Gather all lines with "style" from the records.

※ ※ ※

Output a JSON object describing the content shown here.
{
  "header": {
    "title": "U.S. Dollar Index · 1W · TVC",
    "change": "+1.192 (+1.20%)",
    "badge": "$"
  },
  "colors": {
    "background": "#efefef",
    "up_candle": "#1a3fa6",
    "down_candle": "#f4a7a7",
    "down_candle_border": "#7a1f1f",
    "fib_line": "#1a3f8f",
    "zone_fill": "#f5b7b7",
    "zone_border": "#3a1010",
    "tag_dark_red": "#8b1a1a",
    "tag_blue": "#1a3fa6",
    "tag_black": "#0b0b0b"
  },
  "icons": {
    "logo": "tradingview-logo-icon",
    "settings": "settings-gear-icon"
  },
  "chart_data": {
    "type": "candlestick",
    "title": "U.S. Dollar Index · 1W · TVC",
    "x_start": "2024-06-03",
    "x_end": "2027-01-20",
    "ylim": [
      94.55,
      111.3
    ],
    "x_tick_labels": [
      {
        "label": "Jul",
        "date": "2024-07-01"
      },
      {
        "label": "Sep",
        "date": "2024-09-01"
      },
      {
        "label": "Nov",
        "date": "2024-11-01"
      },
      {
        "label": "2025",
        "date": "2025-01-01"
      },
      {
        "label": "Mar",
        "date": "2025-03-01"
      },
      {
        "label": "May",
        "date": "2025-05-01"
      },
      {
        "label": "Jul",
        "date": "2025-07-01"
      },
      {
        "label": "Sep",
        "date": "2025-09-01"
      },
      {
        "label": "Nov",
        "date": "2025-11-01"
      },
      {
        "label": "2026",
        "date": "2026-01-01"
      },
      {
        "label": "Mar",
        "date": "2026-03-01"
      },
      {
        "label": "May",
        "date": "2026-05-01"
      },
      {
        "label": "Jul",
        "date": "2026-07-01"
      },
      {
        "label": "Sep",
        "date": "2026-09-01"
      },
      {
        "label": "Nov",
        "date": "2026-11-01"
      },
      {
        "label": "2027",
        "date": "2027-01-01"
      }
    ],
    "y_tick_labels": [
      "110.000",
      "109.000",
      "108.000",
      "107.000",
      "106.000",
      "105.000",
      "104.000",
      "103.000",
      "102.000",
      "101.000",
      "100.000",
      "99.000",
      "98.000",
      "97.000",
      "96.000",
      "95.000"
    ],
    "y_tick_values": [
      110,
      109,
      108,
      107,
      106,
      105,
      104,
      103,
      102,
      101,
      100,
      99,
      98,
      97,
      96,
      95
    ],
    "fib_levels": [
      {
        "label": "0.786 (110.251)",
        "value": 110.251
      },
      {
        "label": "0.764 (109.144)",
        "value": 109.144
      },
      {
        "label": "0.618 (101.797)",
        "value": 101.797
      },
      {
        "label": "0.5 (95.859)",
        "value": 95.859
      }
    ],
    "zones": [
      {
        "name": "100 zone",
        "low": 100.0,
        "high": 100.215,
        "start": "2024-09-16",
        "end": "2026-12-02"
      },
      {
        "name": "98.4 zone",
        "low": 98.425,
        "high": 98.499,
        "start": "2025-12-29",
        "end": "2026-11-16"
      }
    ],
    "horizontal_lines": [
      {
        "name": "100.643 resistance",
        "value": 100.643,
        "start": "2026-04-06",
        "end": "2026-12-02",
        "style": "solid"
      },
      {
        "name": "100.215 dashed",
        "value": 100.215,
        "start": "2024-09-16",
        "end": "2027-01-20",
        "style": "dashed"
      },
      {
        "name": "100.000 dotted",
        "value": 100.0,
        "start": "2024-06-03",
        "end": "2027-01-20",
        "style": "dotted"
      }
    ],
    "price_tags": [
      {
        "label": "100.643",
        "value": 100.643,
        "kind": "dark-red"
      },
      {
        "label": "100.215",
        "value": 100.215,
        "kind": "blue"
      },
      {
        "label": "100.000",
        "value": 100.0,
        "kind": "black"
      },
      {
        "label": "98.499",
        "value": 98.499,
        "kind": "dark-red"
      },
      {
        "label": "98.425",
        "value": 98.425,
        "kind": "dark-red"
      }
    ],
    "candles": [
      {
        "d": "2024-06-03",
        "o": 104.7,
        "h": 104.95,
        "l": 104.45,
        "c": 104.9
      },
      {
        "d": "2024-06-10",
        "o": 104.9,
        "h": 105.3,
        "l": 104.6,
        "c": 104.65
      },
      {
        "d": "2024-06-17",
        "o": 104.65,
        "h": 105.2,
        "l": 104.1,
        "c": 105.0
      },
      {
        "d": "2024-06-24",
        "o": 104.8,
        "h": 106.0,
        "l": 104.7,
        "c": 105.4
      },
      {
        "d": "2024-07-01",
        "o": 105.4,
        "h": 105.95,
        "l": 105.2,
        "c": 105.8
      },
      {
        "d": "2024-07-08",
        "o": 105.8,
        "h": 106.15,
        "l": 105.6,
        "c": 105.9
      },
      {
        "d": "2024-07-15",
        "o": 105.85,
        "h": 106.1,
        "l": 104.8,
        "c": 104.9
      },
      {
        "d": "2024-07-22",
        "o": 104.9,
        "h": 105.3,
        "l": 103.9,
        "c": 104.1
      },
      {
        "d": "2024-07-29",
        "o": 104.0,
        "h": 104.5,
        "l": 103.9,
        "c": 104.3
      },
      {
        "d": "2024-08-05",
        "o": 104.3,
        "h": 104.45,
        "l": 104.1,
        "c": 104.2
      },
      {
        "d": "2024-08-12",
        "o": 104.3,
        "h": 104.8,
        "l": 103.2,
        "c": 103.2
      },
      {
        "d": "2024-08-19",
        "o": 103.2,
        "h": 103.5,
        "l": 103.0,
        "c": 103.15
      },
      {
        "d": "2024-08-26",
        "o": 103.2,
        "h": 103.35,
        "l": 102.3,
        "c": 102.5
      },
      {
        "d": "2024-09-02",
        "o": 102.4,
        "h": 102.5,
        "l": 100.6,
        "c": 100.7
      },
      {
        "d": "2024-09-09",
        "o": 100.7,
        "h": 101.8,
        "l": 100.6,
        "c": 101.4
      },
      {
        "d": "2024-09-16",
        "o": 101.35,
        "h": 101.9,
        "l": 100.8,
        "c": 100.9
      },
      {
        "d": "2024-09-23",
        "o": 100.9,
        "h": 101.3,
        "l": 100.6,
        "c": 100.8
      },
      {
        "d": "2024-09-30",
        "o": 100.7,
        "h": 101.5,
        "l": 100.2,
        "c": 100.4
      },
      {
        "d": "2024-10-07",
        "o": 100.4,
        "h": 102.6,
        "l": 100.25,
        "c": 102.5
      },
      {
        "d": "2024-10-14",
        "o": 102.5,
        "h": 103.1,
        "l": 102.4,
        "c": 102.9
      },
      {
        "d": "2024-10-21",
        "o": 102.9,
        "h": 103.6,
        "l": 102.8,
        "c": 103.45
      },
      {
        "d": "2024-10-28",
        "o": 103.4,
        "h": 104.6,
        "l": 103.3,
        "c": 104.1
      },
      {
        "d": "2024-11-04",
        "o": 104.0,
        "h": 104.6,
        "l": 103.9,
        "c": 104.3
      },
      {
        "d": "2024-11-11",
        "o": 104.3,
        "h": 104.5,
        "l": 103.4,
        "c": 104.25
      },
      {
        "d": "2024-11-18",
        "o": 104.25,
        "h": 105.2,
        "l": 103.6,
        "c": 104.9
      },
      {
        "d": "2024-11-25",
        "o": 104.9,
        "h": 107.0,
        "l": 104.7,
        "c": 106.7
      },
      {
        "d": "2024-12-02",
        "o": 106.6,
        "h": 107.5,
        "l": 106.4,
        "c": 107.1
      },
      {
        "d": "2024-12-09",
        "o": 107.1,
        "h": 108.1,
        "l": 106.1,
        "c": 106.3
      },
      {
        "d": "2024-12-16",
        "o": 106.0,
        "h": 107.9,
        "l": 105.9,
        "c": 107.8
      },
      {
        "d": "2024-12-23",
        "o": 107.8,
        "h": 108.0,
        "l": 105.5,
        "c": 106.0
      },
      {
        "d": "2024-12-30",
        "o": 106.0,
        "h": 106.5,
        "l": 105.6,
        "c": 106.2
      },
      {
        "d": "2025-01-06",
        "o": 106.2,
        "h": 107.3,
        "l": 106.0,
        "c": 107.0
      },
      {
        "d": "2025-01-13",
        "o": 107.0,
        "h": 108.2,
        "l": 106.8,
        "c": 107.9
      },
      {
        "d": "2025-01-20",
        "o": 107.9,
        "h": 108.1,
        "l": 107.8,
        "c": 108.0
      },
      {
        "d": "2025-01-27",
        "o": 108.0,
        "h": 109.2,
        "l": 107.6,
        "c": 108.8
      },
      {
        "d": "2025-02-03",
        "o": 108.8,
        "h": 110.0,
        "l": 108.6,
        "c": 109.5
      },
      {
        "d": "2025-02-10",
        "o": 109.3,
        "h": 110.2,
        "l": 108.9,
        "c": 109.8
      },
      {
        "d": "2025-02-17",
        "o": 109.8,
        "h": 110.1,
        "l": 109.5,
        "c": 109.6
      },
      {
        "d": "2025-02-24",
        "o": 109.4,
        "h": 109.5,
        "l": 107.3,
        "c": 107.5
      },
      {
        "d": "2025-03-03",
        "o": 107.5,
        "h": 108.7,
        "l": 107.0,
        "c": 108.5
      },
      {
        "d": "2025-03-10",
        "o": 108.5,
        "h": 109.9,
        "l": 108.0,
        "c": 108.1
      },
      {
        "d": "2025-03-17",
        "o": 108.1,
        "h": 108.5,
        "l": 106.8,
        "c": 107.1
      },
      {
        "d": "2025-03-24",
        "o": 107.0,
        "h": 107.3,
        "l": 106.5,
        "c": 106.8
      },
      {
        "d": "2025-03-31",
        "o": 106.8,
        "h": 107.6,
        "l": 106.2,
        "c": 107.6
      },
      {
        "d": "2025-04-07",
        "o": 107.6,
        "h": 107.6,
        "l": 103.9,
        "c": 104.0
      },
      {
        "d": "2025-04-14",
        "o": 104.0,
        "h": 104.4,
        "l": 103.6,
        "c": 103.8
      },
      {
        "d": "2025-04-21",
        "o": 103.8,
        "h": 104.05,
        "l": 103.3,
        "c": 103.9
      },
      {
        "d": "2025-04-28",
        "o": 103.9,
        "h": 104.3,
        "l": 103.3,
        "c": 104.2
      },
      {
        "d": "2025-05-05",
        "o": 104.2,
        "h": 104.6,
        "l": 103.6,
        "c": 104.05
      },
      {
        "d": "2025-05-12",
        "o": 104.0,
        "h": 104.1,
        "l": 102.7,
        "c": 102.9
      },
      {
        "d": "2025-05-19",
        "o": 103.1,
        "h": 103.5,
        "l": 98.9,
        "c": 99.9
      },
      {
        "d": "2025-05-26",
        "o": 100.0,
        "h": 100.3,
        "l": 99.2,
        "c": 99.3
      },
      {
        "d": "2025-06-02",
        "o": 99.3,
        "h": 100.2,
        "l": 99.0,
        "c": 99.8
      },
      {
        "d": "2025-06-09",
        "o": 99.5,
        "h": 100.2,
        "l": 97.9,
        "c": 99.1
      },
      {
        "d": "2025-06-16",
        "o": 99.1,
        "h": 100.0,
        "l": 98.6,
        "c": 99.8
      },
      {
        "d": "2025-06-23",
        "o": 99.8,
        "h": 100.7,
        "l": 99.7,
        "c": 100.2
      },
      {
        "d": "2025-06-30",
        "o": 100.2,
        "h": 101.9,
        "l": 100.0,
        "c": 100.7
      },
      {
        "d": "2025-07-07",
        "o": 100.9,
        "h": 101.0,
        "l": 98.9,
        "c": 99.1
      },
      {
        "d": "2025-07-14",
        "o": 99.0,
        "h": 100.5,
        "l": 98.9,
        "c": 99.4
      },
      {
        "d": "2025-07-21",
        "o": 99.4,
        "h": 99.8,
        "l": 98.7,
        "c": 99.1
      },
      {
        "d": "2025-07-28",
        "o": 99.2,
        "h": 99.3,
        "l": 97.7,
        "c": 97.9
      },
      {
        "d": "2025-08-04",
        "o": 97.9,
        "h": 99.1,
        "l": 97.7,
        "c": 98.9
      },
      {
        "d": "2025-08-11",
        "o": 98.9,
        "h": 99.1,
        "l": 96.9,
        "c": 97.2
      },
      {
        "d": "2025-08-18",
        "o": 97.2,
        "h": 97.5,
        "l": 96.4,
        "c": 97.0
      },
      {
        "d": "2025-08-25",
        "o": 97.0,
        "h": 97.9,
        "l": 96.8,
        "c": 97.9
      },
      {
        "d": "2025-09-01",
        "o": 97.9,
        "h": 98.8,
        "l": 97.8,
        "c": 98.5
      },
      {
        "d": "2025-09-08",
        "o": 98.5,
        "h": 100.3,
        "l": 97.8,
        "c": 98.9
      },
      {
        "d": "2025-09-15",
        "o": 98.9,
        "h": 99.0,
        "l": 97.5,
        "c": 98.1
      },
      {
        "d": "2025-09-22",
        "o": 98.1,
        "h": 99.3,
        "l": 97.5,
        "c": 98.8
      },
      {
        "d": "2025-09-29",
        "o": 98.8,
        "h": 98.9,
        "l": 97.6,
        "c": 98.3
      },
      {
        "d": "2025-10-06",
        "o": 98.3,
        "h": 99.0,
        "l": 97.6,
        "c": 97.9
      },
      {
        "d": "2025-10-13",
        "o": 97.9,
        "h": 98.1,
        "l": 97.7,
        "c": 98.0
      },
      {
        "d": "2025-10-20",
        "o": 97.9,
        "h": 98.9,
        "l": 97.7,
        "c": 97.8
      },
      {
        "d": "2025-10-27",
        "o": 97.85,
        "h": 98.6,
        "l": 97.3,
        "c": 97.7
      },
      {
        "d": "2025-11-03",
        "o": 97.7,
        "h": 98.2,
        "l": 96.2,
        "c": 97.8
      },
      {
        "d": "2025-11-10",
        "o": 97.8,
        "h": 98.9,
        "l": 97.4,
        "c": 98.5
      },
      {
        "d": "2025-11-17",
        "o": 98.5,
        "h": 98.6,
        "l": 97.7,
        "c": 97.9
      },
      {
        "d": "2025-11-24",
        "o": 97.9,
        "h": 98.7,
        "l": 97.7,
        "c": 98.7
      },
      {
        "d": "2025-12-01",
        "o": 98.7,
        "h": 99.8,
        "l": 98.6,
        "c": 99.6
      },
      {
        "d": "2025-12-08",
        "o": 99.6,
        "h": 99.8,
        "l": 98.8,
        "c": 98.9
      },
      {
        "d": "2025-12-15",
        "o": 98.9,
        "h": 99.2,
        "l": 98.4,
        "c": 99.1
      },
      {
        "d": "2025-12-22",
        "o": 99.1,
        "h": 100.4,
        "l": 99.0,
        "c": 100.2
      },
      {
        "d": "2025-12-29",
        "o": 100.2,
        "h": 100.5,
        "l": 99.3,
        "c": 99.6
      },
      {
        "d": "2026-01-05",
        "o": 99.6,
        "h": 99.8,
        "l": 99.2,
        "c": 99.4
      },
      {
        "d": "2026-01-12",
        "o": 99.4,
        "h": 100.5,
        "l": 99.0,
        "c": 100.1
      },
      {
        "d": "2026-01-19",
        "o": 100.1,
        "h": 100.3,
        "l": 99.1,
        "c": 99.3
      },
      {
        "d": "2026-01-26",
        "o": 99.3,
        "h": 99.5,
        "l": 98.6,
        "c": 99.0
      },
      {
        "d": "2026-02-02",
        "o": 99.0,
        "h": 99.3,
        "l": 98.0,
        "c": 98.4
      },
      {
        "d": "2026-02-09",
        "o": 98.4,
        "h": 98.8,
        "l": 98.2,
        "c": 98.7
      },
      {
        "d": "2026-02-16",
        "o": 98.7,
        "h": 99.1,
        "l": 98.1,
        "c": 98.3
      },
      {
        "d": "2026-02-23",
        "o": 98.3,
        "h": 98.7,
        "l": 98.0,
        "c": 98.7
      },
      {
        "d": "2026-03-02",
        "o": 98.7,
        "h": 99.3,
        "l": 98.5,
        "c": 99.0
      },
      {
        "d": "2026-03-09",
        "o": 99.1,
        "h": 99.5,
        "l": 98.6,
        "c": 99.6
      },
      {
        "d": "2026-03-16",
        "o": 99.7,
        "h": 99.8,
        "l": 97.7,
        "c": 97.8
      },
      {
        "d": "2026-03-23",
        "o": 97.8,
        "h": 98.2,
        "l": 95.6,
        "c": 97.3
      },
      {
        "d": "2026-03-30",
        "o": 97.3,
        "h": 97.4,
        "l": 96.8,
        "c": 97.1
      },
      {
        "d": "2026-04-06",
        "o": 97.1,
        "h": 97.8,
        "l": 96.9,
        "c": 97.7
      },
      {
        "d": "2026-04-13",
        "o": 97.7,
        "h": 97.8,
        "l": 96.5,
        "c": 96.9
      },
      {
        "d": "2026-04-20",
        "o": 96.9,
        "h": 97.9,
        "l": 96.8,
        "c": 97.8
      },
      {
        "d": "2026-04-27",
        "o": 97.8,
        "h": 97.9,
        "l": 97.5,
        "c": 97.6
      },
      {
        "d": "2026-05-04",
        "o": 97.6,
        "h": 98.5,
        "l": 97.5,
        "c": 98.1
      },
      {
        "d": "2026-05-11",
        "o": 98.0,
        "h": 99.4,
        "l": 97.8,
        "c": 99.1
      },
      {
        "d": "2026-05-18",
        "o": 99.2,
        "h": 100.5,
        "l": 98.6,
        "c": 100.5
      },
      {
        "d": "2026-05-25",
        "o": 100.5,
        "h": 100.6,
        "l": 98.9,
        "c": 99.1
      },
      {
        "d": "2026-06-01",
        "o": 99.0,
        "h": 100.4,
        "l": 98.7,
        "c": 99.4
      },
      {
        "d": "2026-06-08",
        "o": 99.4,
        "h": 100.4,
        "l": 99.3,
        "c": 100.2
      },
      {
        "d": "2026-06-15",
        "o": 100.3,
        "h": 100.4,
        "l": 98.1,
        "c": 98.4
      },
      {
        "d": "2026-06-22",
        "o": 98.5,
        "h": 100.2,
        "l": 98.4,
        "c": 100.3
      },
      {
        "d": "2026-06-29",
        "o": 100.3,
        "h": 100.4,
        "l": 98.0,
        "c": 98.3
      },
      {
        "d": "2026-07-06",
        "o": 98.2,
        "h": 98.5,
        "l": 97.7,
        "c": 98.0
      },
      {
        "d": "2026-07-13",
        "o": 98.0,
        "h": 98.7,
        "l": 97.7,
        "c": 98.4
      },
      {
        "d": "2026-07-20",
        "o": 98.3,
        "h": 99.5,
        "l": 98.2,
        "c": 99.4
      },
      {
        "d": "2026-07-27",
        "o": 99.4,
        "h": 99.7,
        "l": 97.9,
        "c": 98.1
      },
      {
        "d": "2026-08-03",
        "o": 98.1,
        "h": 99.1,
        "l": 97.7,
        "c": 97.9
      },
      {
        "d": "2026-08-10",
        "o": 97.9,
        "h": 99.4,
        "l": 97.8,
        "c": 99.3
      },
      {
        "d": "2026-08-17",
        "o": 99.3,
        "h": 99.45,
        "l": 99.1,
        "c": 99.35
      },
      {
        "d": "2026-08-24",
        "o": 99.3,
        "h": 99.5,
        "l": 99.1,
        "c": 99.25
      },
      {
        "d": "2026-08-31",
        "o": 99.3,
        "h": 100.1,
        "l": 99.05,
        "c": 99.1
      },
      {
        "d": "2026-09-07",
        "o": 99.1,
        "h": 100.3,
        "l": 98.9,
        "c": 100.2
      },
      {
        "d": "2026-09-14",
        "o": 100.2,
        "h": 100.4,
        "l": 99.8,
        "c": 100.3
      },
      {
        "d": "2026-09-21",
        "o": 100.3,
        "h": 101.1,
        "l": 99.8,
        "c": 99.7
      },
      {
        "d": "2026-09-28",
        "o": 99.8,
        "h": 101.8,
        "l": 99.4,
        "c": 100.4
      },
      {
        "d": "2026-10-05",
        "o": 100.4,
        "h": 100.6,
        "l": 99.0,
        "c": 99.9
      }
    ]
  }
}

※ ※ ※

* _Task answer_:
        "style": "solid"
        "style": "dashed"
        "style": "dotted"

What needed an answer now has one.